▶ [Study questions]
1. Decide whether each statement agrees with the debate extract below, answering yes or no and quoting the words of the extract that settle it. (a) ITV predicts that tonight's debate could reach 10 million viewers. (b) The first 2010 general election TV debate drew more than 10 million viewers. (c) The Greens gave details of Bennett's revision for the debate.
2. List every person named in the debate extract below.

[Selected extract — start]

ITV are predicting that they could get a staggering 10 million viewers for tonight's debate. The first 2010 general election TV debate garnered 9.4 million, so it's certainly not a pipe-dream. But will the extra number of politicians – and rhetoric – turn people off?

Ed Miliband Manic Miner
Labour Party/IBTimes UK

Miliband was on good form yesterday when he revealed to Absolute Radio that he was a big Manic Miner player. The interview was a bit of a nostalgia trip and the Labour leader seemed relaxed and cheerful. He will definitely want to carry that momentum into tonight's debate.

Confirmed: Clegg is wearing a yellow tie tonight.

No doubt the leaders have done lots and lots of preparation before tonight's event.

The Greens told IBTimes UK that Bennett has been revising ahead of the debate, but they wouldn't go into specifics.

Nigel Farage, meanwhile, may enjoy a "big gin" before the showdown, a senior source close to the Ukip leader told IBTimes UK.

[Selected extract — finish]
[Dataset entries — start]

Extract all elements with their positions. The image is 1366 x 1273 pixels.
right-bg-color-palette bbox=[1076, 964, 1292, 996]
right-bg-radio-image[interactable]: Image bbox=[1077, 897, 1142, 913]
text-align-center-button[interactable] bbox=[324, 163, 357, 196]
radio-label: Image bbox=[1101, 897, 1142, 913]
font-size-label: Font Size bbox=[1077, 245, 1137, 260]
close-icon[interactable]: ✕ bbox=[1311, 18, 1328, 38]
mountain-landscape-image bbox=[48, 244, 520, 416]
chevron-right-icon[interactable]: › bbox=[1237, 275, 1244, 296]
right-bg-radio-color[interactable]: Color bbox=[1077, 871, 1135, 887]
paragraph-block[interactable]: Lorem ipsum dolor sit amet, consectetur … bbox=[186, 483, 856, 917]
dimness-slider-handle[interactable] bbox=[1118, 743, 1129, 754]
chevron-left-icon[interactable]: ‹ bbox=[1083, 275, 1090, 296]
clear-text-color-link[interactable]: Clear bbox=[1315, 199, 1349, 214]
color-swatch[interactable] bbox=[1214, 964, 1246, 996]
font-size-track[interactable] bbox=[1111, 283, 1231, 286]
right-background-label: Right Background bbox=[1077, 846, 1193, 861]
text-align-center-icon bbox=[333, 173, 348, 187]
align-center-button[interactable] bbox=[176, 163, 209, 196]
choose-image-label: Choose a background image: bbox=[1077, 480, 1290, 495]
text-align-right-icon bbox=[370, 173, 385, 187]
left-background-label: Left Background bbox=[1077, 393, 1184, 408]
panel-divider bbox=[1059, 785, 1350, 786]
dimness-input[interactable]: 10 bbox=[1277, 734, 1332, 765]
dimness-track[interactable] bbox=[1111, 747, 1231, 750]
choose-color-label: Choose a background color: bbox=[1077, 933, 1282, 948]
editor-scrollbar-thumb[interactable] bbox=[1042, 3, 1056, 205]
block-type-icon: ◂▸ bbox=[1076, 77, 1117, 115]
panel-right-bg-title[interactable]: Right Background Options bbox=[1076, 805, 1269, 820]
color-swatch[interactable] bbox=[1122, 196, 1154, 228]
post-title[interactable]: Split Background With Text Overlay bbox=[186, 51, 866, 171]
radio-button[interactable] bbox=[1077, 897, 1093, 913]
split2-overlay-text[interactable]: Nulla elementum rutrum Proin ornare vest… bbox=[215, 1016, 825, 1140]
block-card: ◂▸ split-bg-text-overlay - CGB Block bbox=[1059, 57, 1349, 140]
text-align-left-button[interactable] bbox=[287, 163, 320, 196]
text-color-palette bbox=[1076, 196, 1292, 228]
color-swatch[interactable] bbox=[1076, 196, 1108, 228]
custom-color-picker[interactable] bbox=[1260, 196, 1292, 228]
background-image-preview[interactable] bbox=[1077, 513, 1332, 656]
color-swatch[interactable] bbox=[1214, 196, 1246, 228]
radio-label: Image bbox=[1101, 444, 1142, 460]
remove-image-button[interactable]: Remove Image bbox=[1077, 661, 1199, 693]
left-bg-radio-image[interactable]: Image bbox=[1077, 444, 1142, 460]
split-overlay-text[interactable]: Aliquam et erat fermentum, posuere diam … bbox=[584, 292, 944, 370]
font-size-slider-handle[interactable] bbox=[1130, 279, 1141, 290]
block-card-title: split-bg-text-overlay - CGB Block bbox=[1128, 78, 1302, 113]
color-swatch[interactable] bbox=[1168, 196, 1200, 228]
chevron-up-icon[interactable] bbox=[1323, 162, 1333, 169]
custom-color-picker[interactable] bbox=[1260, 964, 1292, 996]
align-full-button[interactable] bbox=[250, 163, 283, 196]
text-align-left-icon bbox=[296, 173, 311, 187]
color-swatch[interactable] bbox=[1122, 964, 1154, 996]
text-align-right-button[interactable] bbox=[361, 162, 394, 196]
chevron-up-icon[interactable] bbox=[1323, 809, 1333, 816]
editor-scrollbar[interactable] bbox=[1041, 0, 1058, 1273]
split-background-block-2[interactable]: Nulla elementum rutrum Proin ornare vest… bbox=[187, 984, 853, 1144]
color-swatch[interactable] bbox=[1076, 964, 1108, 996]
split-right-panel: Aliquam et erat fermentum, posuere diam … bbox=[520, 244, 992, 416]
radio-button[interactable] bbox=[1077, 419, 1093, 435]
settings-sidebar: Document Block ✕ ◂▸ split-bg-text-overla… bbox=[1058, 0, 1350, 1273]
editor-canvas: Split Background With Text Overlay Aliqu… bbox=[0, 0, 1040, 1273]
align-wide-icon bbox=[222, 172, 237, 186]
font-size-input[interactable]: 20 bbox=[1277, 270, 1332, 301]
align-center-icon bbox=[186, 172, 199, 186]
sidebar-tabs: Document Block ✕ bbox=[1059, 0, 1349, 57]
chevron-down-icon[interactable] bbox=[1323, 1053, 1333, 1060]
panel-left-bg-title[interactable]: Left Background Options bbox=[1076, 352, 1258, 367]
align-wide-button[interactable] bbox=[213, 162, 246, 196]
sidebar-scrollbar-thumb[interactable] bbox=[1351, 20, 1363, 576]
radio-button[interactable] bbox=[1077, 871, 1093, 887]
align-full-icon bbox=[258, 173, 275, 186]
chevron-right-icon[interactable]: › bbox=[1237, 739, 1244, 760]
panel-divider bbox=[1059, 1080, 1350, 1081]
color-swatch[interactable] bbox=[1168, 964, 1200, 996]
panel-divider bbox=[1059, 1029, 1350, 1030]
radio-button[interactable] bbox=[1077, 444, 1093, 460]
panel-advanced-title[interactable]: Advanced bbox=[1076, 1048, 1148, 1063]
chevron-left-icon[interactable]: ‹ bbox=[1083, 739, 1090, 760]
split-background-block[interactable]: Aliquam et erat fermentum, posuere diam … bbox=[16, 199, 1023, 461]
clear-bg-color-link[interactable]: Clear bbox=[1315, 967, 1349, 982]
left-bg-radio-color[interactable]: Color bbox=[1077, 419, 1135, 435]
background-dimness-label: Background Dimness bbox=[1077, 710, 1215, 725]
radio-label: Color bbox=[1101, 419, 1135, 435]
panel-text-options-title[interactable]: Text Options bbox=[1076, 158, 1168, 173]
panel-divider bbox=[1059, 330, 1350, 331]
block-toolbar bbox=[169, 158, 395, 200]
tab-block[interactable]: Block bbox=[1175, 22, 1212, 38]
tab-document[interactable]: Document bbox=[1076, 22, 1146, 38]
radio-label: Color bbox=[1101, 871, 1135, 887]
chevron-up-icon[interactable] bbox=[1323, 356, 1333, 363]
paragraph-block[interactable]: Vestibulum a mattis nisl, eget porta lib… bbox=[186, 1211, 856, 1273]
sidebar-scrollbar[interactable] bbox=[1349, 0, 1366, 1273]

[Dataset entries — finish]

▶ [Solved problems]
1.
(a) Yes: "ITV are predicting that they could get a staggering 10 million viewers for tonight's debate."
(b) No: "The first 2010 general election TV debate garnered 9.4 million"
(c) No: "they wouldn't go into specifics"

2. Ed Miliband, Clegg, Bennett, Nigel Farage